DOCUMENT PASSAGE:
Sunday, August 7, 2011

The meaning of annotations

I borrowed "Myth and meaning" by Claude Lévi-Strauss from the Rotterdam library. I was pleasantly surprised by the - for me unreadable - notes in Arabic.

claude levi strauss - annotated

I was even more pleasantly surprised when I found the following passage in the book - because that is exactly what these annotations seem to be doing. And they contrast with the passage below, because they show that  "translation in in a different language" and "what the dictionary gives you" really does help to uncover the meaning:
"There is something very curious in semantics, that the word ‘meaning’ is probably, in the whole language, the word the meaning of which is the most difficult to find. What does ‘to mean’ mean? It seems to me that the only answer we can give is that ‘to mean’ means the ability of any kind of data to be translated in a different language. I do not mean a different language like French or German, but different words on a different level. After all, this translation is what a dictionary is expected to give you—the meaning of the word in different words, which on a slightly different level are isomorphic to the word or expression you are trying to understand."

RECORD SET:
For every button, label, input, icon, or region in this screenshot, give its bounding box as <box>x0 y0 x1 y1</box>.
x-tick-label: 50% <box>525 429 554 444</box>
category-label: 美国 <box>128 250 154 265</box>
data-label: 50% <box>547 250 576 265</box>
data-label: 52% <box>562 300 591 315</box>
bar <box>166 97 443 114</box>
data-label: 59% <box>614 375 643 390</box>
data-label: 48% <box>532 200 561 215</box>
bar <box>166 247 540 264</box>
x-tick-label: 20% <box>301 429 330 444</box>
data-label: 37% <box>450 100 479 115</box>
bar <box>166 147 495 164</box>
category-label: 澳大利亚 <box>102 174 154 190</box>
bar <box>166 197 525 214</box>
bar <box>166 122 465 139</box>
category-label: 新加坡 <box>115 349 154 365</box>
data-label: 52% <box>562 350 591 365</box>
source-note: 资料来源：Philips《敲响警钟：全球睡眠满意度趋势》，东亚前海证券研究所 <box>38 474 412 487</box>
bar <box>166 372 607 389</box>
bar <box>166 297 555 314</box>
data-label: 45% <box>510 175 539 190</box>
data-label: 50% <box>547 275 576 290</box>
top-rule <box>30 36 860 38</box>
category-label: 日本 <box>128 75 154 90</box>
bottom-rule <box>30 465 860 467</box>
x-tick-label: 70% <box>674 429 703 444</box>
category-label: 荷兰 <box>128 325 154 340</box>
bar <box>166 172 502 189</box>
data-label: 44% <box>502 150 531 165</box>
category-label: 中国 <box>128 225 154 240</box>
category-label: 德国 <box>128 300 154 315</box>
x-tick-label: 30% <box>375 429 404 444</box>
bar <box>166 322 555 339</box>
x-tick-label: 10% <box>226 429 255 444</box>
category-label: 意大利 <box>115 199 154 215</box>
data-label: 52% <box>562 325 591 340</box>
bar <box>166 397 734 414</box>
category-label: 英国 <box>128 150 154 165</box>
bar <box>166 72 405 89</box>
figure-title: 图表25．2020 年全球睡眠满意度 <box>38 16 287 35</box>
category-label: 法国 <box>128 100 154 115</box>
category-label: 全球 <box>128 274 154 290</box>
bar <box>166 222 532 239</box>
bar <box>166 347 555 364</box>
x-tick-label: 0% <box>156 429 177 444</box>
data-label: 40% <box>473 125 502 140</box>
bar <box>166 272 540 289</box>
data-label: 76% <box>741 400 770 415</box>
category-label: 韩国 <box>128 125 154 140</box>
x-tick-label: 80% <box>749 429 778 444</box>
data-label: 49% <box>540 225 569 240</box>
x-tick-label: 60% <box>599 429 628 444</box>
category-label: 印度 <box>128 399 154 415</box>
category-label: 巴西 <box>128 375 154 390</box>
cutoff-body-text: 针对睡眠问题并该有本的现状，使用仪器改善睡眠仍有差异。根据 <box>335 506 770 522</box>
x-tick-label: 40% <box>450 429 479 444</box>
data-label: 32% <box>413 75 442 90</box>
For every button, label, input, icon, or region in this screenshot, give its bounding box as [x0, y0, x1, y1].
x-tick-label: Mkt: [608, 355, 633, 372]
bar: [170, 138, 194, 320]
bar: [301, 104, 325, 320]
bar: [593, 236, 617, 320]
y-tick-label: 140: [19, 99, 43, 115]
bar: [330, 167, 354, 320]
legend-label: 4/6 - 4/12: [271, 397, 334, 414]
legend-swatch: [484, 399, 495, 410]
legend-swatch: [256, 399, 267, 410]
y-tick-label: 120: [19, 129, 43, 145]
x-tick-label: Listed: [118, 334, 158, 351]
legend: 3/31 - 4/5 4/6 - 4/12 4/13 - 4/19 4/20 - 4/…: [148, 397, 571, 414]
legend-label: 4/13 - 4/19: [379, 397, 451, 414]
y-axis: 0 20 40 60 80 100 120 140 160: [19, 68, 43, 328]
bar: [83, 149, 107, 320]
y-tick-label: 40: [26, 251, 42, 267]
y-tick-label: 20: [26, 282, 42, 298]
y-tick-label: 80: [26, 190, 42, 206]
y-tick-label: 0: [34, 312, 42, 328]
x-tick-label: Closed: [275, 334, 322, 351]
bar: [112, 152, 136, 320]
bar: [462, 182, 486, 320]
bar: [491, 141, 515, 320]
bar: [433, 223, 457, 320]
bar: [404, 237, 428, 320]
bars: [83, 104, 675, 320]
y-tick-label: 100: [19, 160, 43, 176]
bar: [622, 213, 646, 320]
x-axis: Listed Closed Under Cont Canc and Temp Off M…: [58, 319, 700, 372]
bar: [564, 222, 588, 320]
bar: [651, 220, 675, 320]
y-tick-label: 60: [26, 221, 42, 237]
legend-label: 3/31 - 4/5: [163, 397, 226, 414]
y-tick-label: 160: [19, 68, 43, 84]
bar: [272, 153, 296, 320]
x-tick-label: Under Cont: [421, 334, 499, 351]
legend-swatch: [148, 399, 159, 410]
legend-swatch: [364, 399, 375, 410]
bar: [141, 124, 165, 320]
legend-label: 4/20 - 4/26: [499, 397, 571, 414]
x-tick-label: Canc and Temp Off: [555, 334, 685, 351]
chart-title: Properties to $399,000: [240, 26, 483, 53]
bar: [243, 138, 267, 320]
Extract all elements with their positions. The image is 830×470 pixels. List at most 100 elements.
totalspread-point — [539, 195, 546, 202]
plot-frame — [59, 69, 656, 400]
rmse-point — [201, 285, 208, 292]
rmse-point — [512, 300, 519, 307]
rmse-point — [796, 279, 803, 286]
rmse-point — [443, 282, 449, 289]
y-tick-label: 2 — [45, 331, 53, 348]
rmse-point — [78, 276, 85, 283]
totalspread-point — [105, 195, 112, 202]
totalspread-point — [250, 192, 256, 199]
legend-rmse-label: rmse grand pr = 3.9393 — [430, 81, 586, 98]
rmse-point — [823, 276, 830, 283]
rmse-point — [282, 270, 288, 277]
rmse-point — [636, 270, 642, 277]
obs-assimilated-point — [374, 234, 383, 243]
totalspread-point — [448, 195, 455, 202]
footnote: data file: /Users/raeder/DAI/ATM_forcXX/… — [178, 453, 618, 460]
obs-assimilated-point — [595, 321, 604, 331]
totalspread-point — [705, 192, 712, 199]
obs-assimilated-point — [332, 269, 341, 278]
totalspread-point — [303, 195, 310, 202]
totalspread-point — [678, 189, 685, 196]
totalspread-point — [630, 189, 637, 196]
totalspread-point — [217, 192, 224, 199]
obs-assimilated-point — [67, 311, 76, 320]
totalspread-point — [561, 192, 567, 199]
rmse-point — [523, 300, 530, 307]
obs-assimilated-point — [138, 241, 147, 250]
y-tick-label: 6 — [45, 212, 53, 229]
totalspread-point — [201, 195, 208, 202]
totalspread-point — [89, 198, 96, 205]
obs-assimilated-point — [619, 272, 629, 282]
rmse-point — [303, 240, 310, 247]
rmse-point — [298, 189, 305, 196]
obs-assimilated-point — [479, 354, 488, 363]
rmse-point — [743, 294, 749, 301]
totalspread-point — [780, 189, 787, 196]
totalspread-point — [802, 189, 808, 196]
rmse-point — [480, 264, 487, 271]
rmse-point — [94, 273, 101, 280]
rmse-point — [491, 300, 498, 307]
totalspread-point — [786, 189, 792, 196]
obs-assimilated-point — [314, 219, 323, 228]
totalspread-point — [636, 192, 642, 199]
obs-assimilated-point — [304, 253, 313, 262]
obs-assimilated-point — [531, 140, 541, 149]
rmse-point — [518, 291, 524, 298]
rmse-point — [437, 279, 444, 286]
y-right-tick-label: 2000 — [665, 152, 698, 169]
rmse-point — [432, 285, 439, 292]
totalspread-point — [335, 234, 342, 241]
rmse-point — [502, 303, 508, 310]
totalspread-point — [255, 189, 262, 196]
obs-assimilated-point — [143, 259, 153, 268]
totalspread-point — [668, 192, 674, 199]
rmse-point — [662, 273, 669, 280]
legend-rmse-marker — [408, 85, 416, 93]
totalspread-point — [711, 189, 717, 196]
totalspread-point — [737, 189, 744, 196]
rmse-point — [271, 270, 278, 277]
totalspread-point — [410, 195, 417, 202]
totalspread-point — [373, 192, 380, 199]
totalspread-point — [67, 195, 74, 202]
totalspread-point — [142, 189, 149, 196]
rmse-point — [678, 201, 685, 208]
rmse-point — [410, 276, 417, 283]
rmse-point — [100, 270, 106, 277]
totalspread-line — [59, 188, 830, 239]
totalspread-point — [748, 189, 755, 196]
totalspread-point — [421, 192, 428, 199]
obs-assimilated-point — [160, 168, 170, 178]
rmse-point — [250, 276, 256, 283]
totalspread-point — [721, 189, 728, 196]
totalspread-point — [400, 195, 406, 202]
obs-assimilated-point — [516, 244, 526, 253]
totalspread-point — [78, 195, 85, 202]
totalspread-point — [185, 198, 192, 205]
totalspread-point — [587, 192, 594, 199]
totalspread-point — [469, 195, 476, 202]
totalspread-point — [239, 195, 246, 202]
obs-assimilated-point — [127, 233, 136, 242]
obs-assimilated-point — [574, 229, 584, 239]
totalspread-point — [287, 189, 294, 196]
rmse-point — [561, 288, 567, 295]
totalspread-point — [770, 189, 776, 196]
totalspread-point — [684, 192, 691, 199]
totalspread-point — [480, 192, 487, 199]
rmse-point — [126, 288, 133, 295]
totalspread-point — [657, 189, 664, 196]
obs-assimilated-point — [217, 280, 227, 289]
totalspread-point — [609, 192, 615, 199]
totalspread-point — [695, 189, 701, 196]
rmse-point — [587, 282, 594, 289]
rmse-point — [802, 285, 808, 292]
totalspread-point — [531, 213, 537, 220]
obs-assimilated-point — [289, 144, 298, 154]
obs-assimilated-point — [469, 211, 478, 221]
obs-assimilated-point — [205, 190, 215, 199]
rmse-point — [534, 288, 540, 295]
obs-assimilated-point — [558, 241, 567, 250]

EXERCISE: In the post about the meaning of annotations, from which library was the book borrowed?

SOLVED EXERCISE: The Rotterdam library.